- Exercise aim:
Within the records that follow, find every line containing the string "役員を解任された場合の損害賠償請求". Copy those lines.

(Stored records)
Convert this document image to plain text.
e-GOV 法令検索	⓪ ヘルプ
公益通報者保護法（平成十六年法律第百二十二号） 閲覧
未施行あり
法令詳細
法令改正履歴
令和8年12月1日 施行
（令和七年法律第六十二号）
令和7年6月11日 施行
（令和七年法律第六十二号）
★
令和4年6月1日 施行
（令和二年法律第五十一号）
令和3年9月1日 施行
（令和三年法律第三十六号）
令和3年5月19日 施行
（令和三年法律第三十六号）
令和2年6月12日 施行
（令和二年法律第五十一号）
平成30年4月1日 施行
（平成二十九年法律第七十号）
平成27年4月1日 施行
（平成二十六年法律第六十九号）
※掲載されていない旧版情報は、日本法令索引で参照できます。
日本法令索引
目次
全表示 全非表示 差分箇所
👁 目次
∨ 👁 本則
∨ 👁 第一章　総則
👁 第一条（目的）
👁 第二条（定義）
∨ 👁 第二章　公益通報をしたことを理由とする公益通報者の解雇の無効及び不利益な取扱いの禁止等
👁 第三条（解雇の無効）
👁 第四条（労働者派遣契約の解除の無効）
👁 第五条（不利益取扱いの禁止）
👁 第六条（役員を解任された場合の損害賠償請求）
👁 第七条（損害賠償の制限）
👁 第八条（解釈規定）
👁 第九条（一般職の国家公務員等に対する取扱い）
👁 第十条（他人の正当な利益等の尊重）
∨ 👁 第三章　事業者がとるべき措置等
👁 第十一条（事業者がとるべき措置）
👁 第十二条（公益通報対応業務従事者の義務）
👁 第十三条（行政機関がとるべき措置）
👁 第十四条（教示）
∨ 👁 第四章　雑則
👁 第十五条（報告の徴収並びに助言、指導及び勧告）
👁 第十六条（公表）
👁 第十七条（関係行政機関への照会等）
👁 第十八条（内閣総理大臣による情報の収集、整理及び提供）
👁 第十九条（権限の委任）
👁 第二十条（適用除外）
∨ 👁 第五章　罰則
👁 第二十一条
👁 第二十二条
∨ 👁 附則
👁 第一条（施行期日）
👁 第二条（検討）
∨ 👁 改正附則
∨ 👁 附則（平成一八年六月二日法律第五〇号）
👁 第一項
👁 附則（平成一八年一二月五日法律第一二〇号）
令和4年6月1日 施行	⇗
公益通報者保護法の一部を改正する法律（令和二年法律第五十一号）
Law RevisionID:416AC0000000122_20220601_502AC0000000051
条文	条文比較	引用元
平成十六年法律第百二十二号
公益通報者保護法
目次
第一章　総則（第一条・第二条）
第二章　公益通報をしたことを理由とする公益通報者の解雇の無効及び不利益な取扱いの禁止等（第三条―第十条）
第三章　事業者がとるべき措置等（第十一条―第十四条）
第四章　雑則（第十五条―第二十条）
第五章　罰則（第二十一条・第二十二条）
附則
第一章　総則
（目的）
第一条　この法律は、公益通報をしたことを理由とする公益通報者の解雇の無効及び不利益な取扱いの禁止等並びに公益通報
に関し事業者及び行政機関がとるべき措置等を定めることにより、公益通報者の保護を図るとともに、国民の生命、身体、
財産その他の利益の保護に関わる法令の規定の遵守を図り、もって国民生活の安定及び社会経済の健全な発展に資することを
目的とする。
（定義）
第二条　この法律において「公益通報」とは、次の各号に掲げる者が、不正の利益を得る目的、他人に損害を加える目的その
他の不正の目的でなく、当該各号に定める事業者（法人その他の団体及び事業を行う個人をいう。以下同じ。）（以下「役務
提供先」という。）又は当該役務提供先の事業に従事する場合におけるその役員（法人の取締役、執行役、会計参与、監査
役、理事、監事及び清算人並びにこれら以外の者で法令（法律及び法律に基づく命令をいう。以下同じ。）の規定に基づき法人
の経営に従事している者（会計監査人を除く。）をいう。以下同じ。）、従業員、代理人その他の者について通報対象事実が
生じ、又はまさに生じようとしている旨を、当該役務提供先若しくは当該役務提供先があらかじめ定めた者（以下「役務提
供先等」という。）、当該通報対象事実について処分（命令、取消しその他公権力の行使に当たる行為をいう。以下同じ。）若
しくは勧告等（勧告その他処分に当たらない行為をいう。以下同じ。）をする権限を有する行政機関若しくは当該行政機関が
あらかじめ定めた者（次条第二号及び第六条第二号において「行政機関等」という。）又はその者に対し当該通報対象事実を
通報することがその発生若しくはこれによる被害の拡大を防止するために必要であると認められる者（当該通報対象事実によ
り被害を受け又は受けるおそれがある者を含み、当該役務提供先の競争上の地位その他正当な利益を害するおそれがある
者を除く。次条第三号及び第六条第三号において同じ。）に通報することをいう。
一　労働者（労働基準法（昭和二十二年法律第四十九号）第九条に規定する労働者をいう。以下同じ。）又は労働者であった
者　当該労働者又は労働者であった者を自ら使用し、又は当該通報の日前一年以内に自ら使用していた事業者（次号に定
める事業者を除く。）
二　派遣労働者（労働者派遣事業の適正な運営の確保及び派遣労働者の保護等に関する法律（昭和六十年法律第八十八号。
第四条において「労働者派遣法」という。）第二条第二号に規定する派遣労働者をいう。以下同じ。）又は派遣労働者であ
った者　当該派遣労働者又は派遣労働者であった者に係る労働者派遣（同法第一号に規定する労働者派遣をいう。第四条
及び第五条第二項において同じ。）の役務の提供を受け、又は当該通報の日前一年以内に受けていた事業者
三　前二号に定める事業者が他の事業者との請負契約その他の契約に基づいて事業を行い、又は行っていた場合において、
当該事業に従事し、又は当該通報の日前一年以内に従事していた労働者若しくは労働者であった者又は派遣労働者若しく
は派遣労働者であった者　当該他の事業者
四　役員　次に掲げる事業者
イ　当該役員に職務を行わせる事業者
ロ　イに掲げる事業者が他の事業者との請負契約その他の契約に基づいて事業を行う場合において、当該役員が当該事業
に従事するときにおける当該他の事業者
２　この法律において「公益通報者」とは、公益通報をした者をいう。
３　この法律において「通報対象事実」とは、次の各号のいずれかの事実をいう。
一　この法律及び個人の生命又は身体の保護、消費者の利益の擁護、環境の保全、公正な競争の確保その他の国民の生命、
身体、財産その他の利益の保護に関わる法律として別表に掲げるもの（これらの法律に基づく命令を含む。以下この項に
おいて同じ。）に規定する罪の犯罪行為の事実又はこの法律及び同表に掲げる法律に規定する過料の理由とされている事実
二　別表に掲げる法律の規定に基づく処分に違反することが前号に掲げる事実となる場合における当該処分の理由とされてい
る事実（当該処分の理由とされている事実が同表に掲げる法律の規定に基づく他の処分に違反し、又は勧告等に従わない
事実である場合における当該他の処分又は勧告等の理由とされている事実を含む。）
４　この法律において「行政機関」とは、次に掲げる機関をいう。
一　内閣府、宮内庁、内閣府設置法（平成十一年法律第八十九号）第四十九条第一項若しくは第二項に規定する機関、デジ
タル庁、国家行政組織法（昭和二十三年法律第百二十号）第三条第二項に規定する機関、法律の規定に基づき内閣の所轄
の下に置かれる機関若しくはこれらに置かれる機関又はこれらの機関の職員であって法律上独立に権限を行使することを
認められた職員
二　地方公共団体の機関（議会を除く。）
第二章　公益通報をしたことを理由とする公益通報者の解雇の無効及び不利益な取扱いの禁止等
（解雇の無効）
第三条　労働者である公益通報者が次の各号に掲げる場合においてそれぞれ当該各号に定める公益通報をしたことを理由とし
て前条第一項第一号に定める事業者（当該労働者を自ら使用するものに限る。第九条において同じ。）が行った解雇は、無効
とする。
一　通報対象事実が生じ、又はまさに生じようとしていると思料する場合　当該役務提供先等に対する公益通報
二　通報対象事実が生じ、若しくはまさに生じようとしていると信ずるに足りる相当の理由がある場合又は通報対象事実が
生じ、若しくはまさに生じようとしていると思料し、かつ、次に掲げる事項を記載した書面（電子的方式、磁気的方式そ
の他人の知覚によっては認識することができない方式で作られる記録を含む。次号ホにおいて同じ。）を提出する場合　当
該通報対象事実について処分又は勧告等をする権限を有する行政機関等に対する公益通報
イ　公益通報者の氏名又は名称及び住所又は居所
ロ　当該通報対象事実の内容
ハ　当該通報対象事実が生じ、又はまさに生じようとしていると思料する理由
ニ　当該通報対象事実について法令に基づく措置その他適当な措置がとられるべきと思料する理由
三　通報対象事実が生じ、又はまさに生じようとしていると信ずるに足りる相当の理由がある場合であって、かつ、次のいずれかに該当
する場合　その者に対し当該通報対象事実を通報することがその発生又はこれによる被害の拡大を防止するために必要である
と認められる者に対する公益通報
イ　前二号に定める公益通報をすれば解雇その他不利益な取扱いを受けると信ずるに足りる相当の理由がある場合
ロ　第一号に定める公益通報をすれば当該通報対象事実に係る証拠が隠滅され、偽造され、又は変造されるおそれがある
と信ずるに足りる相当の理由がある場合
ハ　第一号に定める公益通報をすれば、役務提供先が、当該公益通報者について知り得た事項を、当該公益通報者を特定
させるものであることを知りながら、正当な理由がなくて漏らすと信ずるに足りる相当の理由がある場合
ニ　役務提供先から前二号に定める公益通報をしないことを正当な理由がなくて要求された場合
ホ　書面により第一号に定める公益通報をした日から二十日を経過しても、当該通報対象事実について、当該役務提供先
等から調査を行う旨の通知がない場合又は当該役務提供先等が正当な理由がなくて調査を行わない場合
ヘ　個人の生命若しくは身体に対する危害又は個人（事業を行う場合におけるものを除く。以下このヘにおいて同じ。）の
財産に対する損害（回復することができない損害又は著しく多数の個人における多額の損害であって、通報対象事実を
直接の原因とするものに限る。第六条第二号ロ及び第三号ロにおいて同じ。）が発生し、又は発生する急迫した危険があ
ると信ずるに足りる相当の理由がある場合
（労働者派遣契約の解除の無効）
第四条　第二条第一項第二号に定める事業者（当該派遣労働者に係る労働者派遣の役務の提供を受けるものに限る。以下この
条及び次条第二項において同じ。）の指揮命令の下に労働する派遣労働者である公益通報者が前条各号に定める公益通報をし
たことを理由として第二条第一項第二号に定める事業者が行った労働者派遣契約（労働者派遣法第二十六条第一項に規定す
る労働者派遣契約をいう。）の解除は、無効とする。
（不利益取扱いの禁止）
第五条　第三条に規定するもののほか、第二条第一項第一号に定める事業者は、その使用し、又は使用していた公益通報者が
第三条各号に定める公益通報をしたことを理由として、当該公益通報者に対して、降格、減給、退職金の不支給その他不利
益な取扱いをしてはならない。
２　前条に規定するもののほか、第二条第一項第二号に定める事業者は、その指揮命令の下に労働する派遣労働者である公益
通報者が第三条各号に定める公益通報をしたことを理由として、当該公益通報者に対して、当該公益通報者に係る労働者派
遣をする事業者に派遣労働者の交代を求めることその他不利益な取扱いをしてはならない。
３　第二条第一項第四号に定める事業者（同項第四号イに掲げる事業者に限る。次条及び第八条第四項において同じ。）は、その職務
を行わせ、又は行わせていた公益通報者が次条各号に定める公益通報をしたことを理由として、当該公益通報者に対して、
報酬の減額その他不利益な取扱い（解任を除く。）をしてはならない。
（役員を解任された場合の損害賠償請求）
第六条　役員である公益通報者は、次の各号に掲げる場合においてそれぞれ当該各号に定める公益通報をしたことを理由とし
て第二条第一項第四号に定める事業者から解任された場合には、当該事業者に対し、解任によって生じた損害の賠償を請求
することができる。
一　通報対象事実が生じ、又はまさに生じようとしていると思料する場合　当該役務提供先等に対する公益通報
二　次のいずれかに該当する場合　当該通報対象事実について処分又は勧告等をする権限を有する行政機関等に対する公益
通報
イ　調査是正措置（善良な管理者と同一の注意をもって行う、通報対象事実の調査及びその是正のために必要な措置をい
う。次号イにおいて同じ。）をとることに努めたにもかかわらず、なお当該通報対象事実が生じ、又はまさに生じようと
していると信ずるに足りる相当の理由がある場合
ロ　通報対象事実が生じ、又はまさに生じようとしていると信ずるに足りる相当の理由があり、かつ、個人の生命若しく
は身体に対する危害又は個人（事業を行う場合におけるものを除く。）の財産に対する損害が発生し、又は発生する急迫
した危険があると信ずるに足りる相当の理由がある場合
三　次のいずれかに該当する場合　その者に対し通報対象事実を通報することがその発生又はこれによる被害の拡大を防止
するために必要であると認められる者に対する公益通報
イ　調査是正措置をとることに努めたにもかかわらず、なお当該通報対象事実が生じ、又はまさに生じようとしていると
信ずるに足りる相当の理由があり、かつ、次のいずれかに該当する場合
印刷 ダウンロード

- Finished task:
👁 第六条（役員を解任された場合の損害賠償請求）
（役員を解任された場合の損害賠償請求）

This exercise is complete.